(Extracted data entries)

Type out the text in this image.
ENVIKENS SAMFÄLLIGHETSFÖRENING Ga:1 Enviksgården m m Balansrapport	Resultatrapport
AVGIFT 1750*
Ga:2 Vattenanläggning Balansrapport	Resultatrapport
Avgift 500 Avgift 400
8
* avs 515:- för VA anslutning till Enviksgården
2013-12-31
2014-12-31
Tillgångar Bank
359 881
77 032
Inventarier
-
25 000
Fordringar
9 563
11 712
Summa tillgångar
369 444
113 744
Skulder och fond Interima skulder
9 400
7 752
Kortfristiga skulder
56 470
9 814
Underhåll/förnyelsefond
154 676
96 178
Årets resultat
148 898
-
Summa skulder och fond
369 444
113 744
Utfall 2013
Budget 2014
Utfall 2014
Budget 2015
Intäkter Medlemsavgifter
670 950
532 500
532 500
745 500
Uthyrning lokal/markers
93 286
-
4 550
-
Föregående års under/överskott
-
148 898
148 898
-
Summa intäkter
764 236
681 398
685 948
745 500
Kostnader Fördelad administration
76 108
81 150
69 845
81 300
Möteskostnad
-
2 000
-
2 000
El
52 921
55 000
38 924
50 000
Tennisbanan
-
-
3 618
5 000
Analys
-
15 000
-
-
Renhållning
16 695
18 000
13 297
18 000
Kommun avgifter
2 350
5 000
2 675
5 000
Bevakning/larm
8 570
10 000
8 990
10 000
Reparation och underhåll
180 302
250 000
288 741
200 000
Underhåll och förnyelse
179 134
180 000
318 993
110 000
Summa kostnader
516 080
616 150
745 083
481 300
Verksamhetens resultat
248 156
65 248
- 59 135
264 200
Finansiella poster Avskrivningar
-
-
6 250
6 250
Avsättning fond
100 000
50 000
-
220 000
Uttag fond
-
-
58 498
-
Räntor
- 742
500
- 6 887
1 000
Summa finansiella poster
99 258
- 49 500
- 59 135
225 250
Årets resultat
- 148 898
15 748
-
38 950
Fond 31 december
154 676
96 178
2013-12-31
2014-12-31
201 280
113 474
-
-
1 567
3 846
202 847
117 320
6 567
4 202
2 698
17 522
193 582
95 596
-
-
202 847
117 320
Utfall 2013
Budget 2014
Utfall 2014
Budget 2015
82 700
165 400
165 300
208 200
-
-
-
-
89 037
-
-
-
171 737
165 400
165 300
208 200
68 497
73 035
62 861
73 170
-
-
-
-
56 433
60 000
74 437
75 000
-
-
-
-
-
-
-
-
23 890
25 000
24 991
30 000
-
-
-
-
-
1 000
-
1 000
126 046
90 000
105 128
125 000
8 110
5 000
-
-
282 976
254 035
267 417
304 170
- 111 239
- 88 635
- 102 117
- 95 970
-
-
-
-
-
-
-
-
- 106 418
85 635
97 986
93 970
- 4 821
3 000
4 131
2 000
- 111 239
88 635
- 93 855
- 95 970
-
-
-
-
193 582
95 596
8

---

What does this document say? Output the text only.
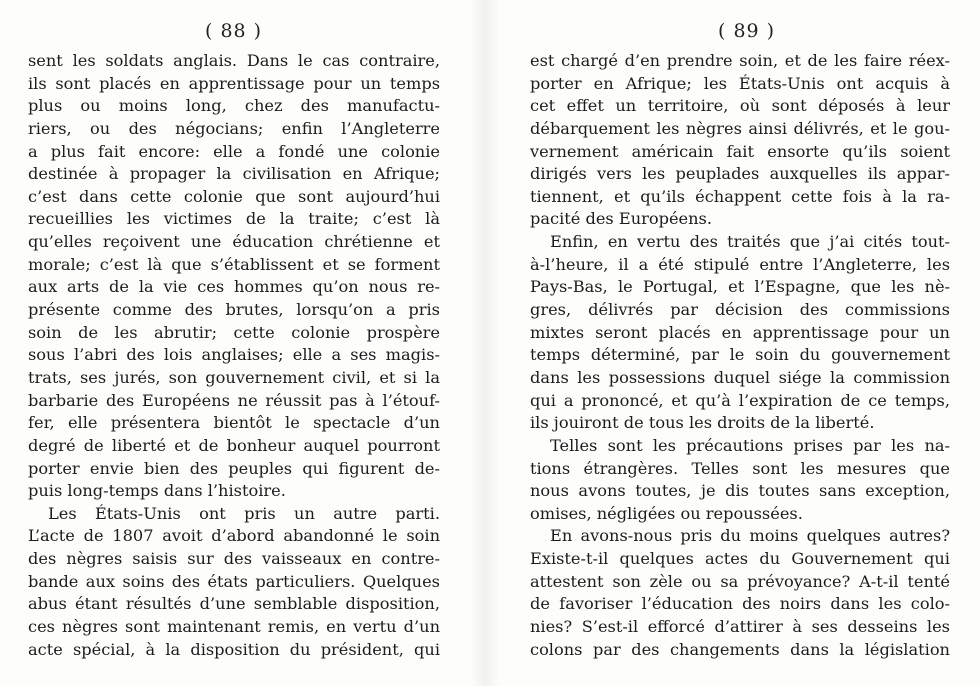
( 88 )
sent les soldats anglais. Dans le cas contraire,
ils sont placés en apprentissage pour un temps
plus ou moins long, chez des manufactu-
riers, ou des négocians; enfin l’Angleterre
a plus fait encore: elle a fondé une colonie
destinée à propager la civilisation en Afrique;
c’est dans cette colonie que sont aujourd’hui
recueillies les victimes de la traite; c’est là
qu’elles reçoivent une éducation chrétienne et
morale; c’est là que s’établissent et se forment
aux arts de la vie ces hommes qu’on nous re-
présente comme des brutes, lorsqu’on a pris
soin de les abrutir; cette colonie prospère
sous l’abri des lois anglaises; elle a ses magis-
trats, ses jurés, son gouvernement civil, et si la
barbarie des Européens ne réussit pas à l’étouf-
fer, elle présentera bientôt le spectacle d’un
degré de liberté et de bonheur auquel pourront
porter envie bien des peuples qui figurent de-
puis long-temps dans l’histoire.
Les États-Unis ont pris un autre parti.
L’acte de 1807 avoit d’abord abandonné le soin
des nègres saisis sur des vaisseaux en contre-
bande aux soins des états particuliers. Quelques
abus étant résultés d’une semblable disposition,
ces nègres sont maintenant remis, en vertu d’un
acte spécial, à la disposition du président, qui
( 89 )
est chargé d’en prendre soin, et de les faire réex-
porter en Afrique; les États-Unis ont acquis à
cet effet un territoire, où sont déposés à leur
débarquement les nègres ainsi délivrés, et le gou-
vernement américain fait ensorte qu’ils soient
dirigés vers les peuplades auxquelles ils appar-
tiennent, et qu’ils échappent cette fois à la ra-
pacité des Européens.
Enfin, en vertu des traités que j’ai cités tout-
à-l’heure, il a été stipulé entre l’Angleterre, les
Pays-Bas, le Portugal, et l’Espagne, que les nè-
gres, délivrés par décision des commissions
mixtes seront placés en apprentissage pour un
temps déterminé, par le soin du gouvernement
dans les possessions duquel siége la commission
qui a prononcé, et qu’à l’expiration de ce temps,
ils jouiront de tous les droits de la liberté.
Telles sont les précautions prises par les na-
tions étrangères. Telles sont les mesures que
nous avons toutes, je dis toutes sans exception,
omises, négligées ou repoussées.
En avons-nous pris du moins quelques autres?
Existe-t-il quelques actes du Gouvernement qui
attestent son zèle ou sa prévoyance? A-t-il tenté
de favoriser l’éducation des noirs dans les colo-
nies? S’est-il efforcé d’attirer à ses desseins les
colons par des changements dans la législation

**Set exercise**
Copy out the lines that hold "Angleterre".

**The reply**
riers, ou des négocians; enfin l’Angleterre
à-l’heure, il a été stipulé entre l’Angleterre, les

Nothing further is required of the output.